Data excerpts
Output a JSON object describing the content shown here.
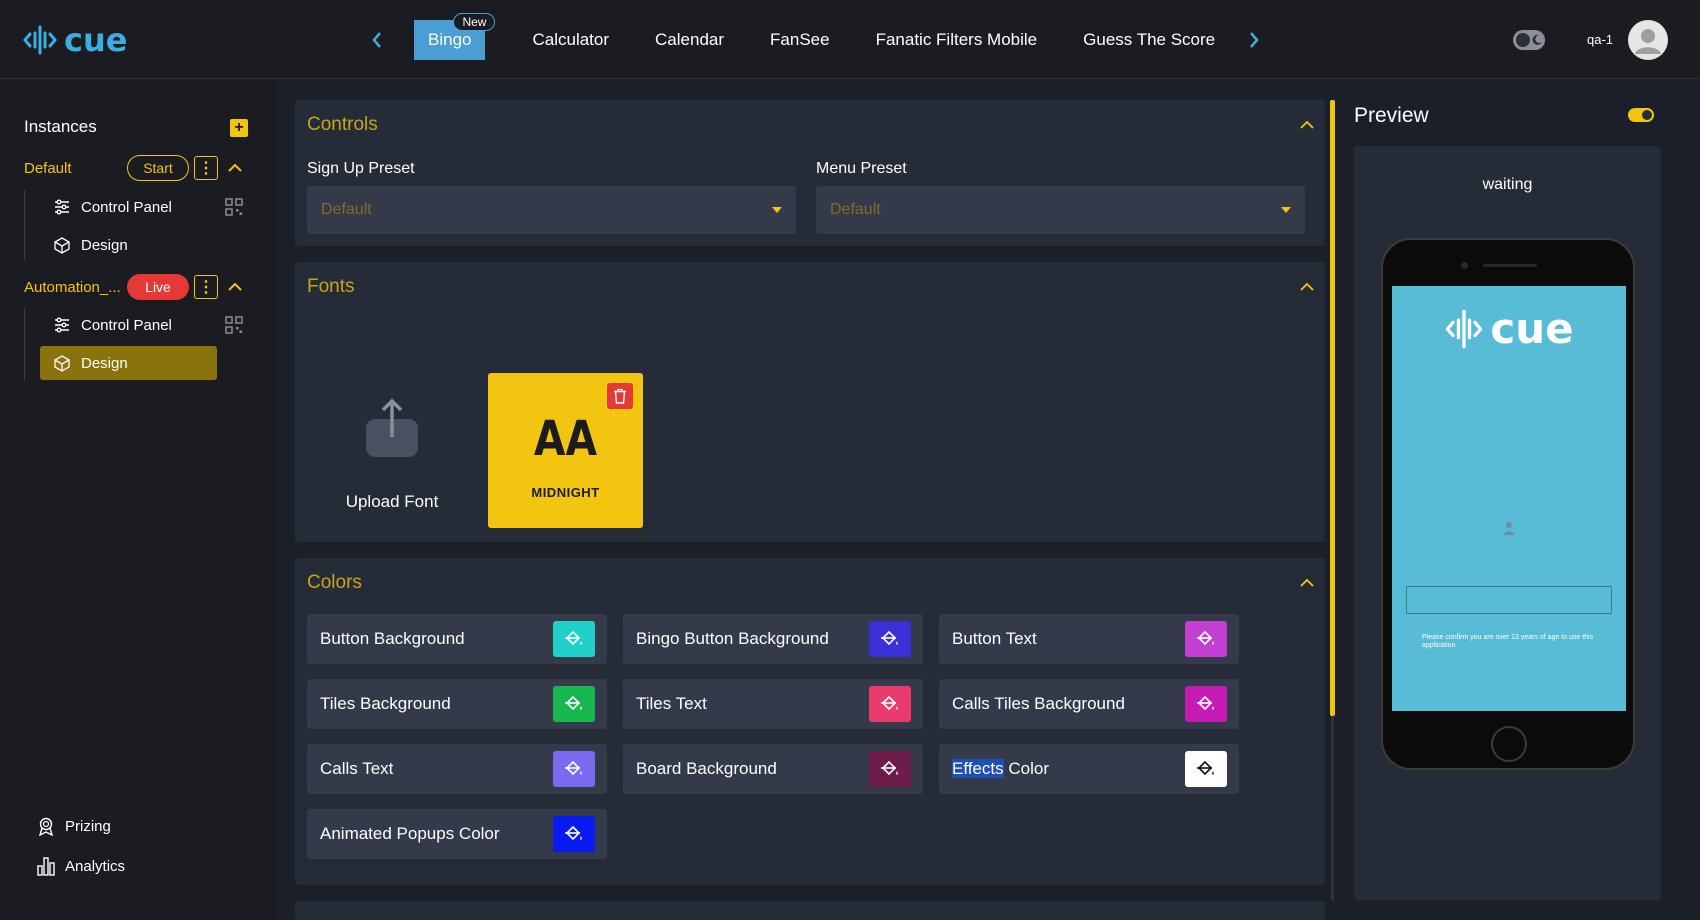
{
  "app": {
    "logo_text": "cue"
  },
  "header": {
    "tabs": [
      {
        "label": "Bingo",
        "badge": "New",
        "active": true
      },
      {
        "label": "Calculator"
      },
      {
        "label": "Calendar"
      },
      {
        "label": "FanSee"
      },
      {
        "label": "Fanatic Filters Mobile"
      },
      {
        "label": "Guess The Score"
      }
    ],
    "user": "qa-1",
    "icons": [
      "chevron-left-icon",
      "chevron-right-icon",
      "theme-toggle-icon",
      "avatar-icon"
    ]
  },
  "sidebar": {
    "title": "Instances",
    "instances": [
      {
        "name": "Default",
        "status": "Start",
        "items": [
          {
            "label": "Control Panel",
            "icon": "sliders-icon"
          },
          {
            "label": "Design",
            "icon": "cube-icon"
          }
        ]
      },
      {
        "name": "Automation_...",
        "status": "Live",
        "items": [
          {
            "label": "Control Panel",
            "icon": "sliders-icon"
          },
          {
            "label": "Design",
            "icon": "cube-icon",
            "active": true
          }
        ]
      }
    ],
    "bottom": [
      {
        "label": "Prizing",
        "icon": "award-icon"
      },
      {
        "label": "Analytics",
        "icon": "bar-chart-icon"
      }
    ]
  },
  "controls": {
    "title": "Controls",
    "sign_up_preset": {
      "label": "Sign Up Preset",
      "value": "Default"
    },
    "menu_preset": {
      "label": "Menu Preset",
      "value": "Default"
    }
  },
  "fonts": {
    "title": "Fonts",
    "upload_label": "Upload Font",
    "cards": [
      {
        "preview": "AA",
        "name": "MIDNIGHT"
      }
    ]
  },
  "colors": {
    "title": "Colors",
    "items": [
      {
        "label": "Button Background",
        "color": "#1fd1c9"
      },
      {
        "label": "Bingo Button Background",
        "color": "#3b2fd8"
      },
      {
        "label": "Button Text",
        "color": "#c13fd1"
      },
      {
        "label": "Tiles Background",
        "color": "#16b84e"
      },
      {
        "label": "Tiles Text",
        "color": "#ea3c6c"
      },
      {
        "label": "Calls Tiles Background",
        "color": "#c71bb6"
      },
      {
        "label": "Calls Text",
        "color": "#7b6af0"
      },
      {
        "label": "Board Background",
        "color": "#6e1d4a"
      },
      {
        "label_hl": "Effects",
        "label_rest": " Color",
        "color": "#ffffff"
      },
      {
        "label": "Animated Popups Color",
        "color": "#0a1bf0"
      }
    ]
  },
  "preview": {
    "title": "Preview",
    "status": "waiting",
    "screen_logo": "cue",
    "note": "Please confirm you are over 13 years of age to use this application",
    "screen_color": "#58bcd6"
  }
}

--

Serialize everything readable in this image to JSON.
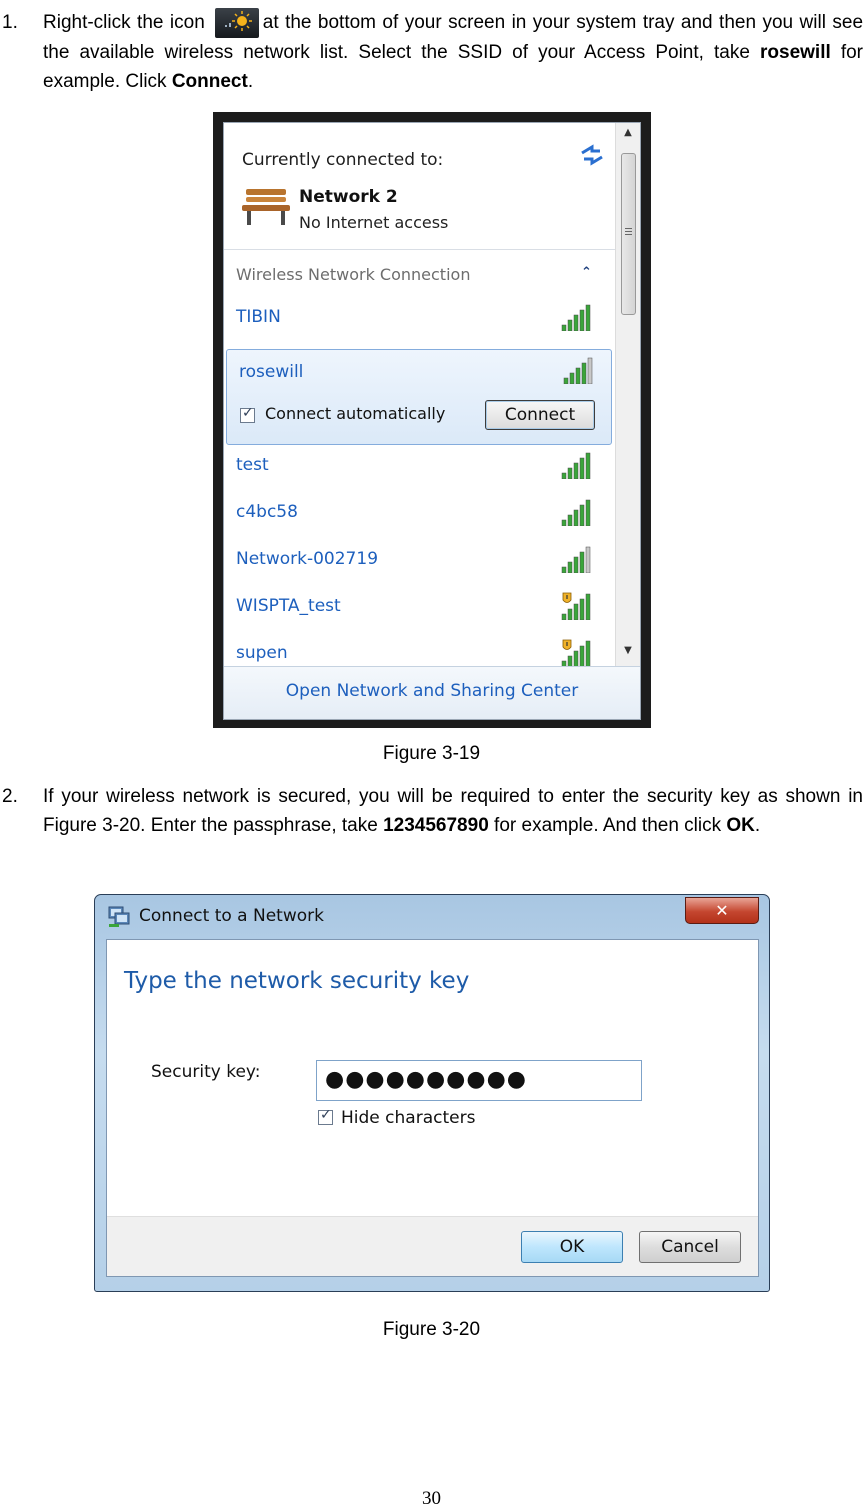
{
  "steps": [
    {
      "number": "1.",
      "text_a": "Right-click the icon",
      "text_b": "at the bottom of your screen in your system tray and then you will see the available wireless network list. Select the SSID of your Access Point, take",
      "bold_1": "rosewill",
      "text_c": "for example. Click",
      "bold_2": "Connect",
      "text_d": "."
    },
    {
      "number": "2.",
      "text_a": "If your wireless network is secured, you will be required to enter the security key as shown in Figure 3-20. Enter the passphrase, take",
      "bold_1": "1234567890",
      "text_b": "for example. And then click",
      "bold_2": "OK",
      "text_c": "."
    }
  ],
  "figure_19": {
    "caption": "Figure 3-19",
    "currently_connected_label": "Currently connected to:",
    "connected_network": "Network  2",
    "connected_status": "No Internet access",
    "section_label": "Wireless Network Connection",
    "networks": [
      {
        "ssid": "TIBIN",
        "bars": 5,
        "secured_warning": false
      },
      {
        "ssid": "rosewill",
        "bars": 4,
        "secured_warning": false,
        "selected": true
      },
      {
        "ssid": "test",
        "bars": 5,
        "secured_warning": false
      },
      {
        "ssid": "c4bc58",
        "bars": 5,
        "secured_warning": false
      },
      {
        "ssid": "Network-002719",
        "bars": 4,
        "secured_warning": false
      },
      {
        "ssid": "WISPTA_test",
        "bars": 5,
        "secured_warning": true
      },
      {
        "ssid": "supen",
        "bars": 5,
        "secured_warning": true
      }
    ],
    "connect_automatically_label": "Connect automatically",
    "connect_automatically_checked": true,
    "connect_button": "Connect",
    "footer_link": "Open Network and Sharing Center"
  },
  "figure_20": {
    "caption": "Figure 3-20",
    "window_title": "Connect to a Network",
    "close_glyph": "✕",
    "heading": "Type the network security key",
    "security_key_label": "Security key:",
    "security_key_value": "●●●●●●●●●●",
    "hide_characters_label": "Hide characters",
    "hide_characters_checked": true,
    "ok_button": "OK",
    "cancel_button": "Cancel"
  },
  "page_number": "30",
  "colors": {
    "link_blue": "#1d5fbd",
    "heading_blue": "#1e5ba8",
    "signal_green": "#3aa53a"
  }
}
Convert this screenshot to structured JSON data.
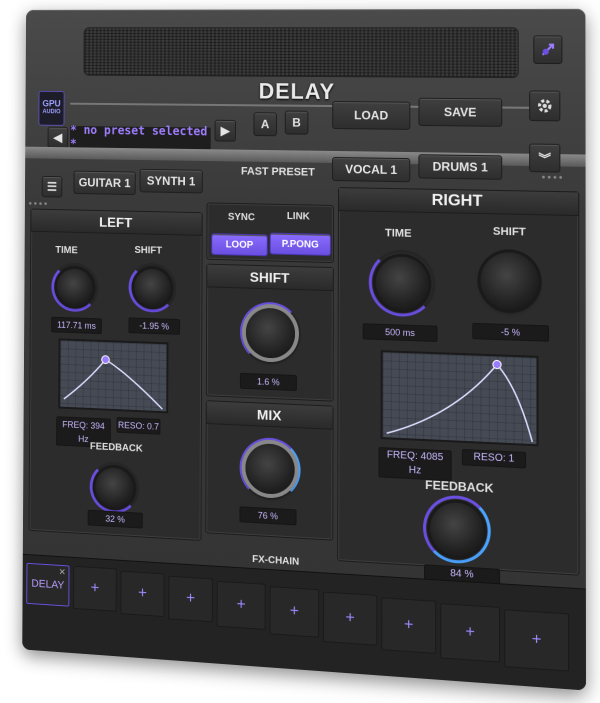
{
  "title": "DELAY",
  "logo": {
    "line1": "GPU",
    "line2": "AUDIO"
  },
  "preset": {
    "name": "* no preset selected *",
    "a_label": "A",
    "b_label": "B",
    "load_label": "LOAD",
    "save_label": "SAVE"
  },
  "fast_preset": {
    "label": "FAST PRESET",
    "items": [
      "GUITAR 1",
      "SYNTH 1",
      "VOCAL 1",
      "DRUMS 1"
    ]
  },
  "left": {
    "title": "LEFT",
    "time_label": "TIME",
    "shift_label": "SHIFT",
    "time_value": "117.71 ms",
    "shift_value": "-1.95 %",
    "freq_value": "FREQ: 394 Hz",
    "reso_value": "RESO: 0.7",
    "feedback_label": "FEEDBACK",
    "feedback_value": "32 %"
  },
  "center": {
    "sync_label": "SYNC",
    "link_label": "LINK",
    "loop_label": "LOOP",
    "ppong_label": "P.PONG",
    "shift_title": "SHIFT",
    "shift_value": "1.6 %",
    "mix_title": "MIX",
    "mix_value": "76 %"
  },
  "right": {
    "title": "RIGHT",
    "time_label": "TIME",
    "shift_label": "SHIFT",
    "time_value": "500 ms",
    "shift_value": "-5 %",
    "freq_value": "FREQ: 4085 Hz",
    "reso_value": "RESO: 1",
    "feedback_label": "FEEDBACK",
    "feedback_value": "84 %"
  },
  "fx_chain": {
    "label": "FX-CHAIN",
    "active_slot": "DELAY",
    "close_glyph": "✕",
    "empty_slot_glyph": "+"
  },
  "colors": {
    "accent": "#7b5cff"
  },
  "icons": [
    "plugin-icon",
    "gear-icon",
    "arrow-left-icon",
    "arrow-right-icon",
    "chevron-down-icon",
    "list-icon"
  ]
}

● AIM OF THE EXERCISE:
Look through the records and gather every line containing "chevron".

● FINISHED ANSWER:
      "chevron-left-icon",
      "chevron-right-icon",
    "chevron-down-icon",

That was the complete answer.